## What is expected
Pictures within the data are to be left out; everything else must be reproduced exactly.
········
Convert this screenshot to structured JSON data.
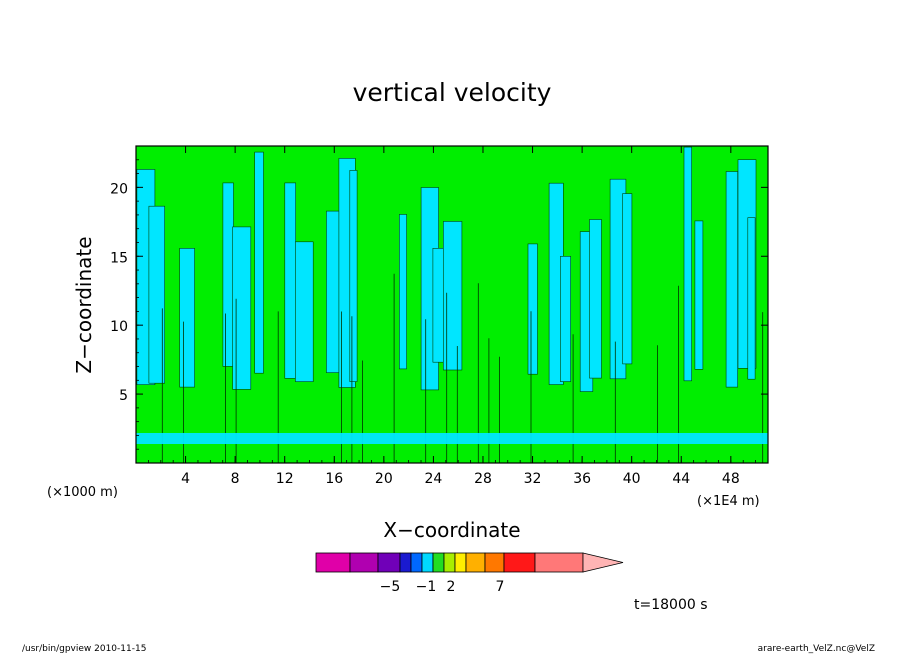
{
  "chart_data": {
    "type": "heatmap",
    "title": "vertical velocity",
    "xlabel": "X−coordinate",
    "ylabel": "Z−coordinate",
    "x_unit_left": "(×1000 m)",
    "x_unit_right": "(×1E4 m)",
    "x_ticks": [
      "4",
      "8",
      "12",
      "16",
      "20",
      "24",
      "28",
      "32",
      "36",
      "40",
      "44",
      "48"
    ],
    "x_tick_values": [
      4,
      8,
      12,
      16,
      20,
      24,
      28,
      32,
      36,
      40,
      44,
      48
    ],
    "y_ticks": [
      "5",
      "10",
      "15",
      "20"
    ],
    "y_tick_values": [
      5,
      10,
      15,
      20
    ],
    "xlim": [
      0,
      51
    ],
    "ylim": [
      0,
      23
    ],
    "colorbar": {
      "colors": [
        "#e000a8",
        "#b000b0",
        "#7000b8",
        "#1a1ad0",
        "#0068ff",
        "#00d8ff",
        "#22dd22",
        "#a8ee00",
        "#ffee00",
        "#ffb000",
        "#ff7800",
        "#ff1818",
        "#ff7878",
        "#ffb4b4"
      ],
      "labels": [
        "−5",
        "−1",
        "2",
        "7"
      ]
    },
    "time_label": "t=18000 s",
    "footer_left": "/usr/bin/gpview   2010-11-15",
    "footer_right": "arare-earth_VelZ.nc@VelZ",
    "band_colors": {
      "down": "#00e6ff",
      "up": "#00ee00",
      "strong_up": "#a8ee00"
    }
  }
}
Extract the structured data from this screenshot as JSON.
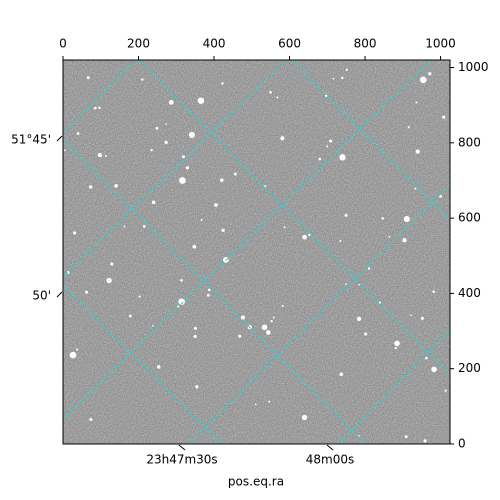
{
  "chart_data": {
    "type": "image",
    "xlabel": "pos.eq.ra",
    "xlim": [
      0,
      1025
    ],
    "xticks": [
      0,
      200,
      400,
      600,
      800,
      1000
    ],
    "ylim": [
      0,
      1020
    ],
    "yticks": [
      0,
      200,
      400,
      600,
      800,
      1000
    ],
    "ra_ticks": [
      "23h47m30s",
      "48m00s"
    ],
    "dec_ticks": [
      "51°45'",
      "50'"
    ],
    "grid_color": "#00e5e5"
  }
}
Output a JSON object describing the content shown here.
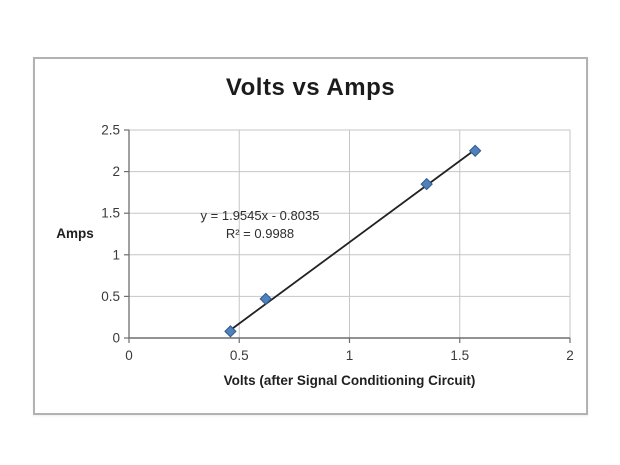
{
  "chart_data": {
    "type": "scatter",
    "title": "Volts vs Amps",
    "xlabel": "Volts (after Signal Conditioning Circuit)",
    "ylabel": "Amps",
    "xlim": [
      0,
      2
    ],
    "ylim": [
      0,
      2.5
    ],
    "xticks": [
      0,
      0.5,
      1,
      1.5,
      2
    ],
    "yticks": [
      0,
      0.5,
      1,
      1.5,
      2,
      2.5
    ],
    "grid": true,
    "legend": "none",
    "points": [
      {
        "x": 0.46,
        "y": 0.08
      },
      {
        "x": 0.62,
        "y": 0.47
      },
      {
        "x": 1.35,
        "y": 1.85
      },
      {
        "x": 1.57,
        "y": 2.25
      }
    ],
    "trendline": {
      "slope": 1.9545,
      "intercept": -0.8035,
      "x_start": 0.455,
      "x_end": 1.578,
      "equation_label": "y = 1.9545x - 0.8035",
      "r_squared_label": "R² = 0.9988"
    },
    "marker": {
      "shape": "diamond",
      "fill": "#4f81bd",
      "border": "#2e5a88"
    },
    "colors": {
      "gridline": "#c6c6c6",
      "axis": "#6e6e6e",
      "trendline": "#222222",
      "tick_text": "#3a3a3a",
      "frame_border": "#b2b2b2",
      "background": "#ffffff"
    }
  }
}
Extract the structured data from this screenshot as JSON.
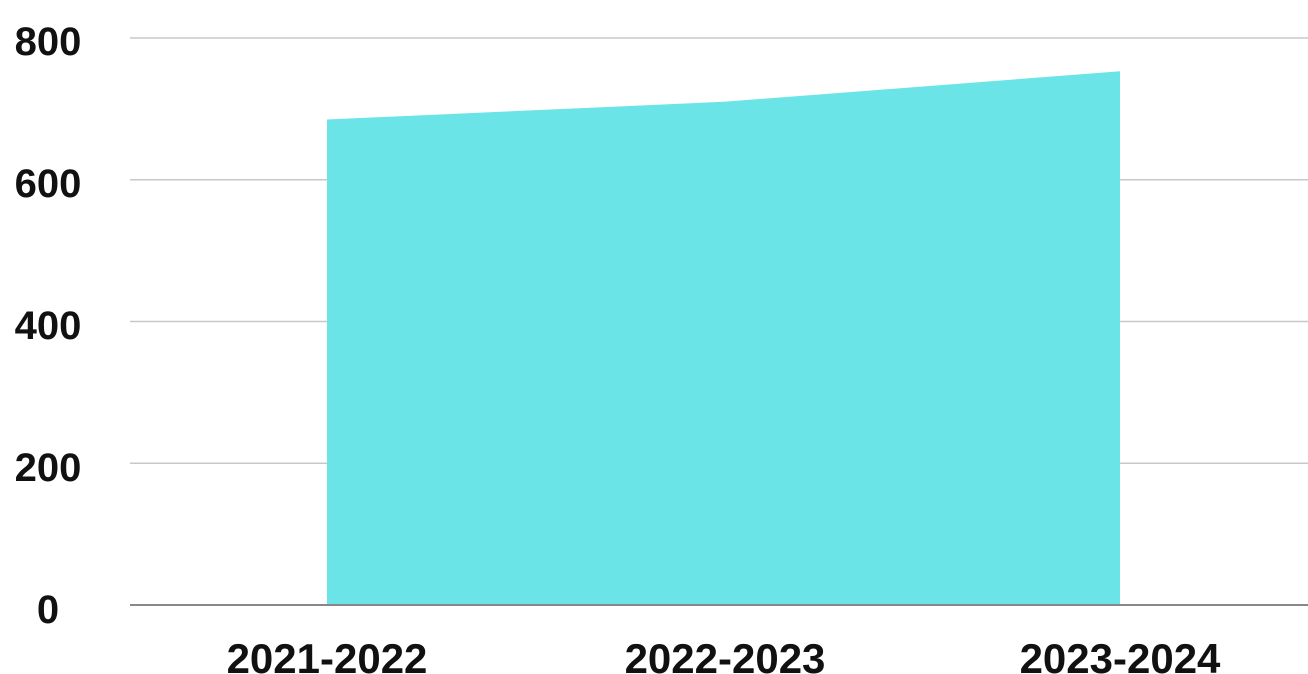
{
  "chart_data": {
    "type": "area",
    "categories": [
      "2021-2022",
      "2022-2023",
      "2023-2024"
    ],
    "series": [
      {
        "values": [
          685,
          710,
          753
        ]
      }
    ],
    "ylim": [
      0,
      800
    ],
    "y_ticks": [
      "0",
      "200",
      "400",
      "600",
      "800"
    ],
    "grid": true,
    "legend": "none",
    "colors": {
      "area": "#6BE4E8",
      "grid": "#C8C8C8",
      "axis": "#888888"
    }
  }
}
········
## Result of the task
Convert this screenshot to structured JSON data.
{
  "chart_data": {
    "type": "heatmap",
    "title": "vertical velocity",
    "xlabel": "X−coordinate",
    "ylabel": "Z−coordinate",
    "x_unit_left": "(×1000 m)",
    "x_unit_right": "(×1E4 m)",
    "x_ticks": [
      "4",
      "8",
      "12",
      "16",
      "20",
      "24",
      "28",
      "32",
      "36",
      "40",
      "44",
      "48"
    ],
    "x_tick_values": [
      4,
      8,
      12,
      16,
      20,
      24,
      28,
      32,
      36,
      40,
      44,
      48
    ],
    "y_ticks": [
      "5",
      "10",
      "15",
      "20"
    ],
    "y_tick_values": [
      5,
      10,
      15,
      20
    ],
    "xlim": [
      0,
      51
    ],
    "ylim": [
      0,
      23
    ],
    "colorbar": {
      "colors": [
        "#e000a8",
        "#b000b0",
        "#7000b8",
        "#1a1ad0",
        "#0068ff",
        "#00d8ff",
        "#22dd22",
        "#a8ee00",
        "#ffee00",
        "#ffb000",
        "#ff7800",
        "#ff1818",
        "#ff7878",
        "#ffb4b4"
      ],
      "labels": [
        "−5",
        "−1",
        "2",
        "7"
      ]
    },
    "time_label": "t=18000 s",
    "footer_left": "/usr/bin/gpview   2010-11-15",
    "footer_right": "arare-earth_VelZ.nc@VelZ",
    "band_colors": {
      "down": "#00e6ff",
      "up": "#00ee00",
      "strong_up": "#a8ee00"
    }
  }
}
Extract the structured data from this screenshot as JSON.
{
  "chart_data": {
    "type": "image",
    "xlabel": "pos.eq.ra",
    "xlim": [
      0,
      1025
    ],
    "xticks": [
      0,
      200,
      400,
      600,
      800,
      1000
    ],
    "ylim": [
      0,
      1020
    ],
    "yticks": [
      0,
      200,
      400,
      600,
      800,
      1000
    ],
    "ra_ticks": [
      "23h47m30s",
      "48m00s"
    ],
    "dec_ticks": [
      "51°45'",
      "50'"
    ],
    "grid_color": "#00e5e5"
  }
}
Output a JSON object describing the content shown here.
{
  "chart_data": {
    "type": "scatter",
    "title": "Volts vs Amps",
    "xlabel": "Volts (after Signal Conditioning Circuit)",
    "ylabel": "Amps",
    "xlim": [
      0,
      2
    ],
    "ylim": [
      0,
      2.5
    ],
    "xticks": [
      0,
      0.5,
      1,
      1.5,
      2
    ],
    "yticks": [
      0,
      0.5,
      1,
      1.5,
      2,
      2.5
    ],
    "grid": true,
    "legend": "none",
    "points": [
      {
        "x": 0.46,
        "y": 0.08
      },
      {
        "x": 0.62,
        "y": 0.47
      },
      {
        "x": 1.35,
        "y": 1.85
      },
      {
        "x": 1.57,
        "y": 2.25
      }
    ],
    "trendline": {
      "slope": 1.9545,
      "intercept": -0.8035,
      "x_start": 0.455,
      "x_end": 1.578,
      "equation_label": "y = 1.9545x - 0.8035",
      "r_squared_label": "R² = 0.9988"
    },
    "marker": {
      "shape": "diamond",
      "fill": "#4f81bd",
      "border": "#2e5a88"
    },
    "colors": {
      "gridline": "#c6c6c6",
      "axis": "#6e6e6e",
      "trendline": "#222222",
      "tick_text": "#3a3a3a",
      "frame_border": "#b2b2b2",
      "background": "#ffffff"
    }
  }
}
Extract the structured data from this screenshot as JSON.
{
  "chart_data": {
    "type": "area",
    "categories": [
      "2021-2022",
      "2022-2023",
      "2023-2024"
    ],
    "series": [
      {
        "values": [
          685,
          710,
          753
        ]
      }
    ],
    "ylim": [
      0,
      800
    ],
    "y_ticks": [
      "0",
      "200",
      "400",
      "600",
      "800"
    ],
    "grid": true,
    "legend": "none",
    "colors": {
      "area": "#6BE4E8",
      "grid": "#C8C8C8",
      "axis": "#888888"
    }
  }
}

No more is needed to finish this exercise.